* [EXTRACTED TEXT]:
>>>>>

For example, say that you are doing research on employee turnover in your company, a focal variable you would love to explain and predict better. You are especially interested in whether turnover differs by employee performance, since losing top performers is a real concern. You read up on turnover literature and find out that theorists such as Jackofsky (1984) and others suggest that low and high performers are more likely to leave and mid-level performers are the least likely to leave. You may then set out to look for this pattern in your data.

Data Mining

Data mining is essentially looking for any patterns that data can show you. Data mining is quite different, because here the researcher does not have a predetermined theory about what patterns might be found in the data. Rather, data mining usually involves using computer algorithms to search out patterns, which are then analyzed by the researchers after they have been found. Data mining is more often used when there is a lot of data – notably that gathered by companies – and where there is no background theory.
For instance, financial services companies keep lots of data about their customers and are interested in focal variables such as defaults on loan repayments and value of transactions. They routinely data mine this for patterns, not necessarily knowing in advance what they will find. Say that you find out that people who pay tithes to churches are far less likely to default on loans. If a consistent pattern, this may be used as part of the decision process behind whether to offer loans.

<<<<<

* [TASK GOAL]: Copy the passage on data mining between "Data mining is essentially" and "no background theory.", inclusive, renaming "computer algorithms" to "software tools". The listing below comes from a different source.

* [GIVEN INFORMATION]:

>>>>>

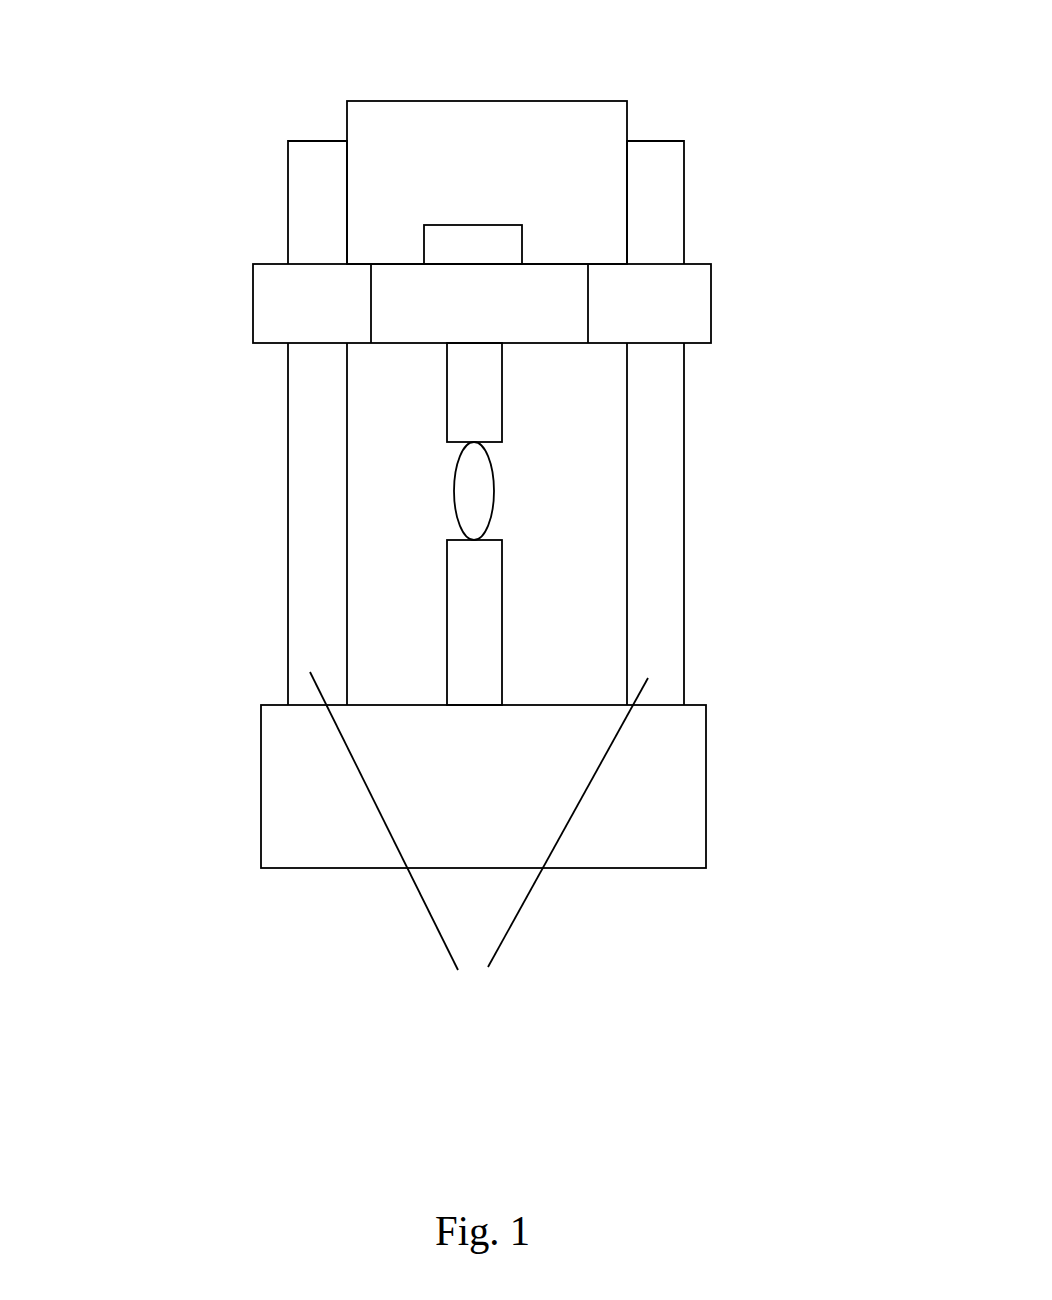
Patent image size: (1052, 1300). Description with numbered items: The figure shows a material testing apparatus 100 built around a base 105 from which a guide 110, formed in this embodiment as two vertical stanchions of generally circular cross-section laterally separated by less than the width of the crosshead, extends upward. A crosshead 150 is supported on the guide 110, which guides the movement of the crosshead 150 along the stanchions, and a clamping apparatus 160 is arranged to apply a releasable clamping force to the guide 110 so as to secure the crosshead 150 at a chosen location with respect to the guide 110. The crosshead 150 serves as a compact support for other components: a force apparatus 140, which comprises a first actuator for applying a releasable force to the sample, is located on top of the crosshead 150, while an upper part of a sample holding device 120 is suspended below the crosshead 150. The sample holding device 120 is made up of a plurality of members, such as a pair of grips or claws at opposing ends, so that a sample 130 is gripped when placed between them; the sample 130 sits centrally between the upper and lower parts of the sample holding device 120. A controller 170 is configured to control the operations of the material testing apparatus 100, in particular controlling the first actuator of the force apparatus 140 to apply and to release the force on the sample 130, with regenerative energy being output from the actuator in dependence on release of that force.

<<<<<

* [EXERCISE ANSWER]:
Data mining is essentially looking for any patterns that data can show you. Data mining is quite different, because here the researcher does not have a predetermined theory about what patterns might be found in the data. Rather, data mining usually involves using software tools to search out patterns, which are then analyzed by the researchers after they have been found. Data mining is more often used when there is a lot of data – notably that gathered by companies – and where there is no background theory.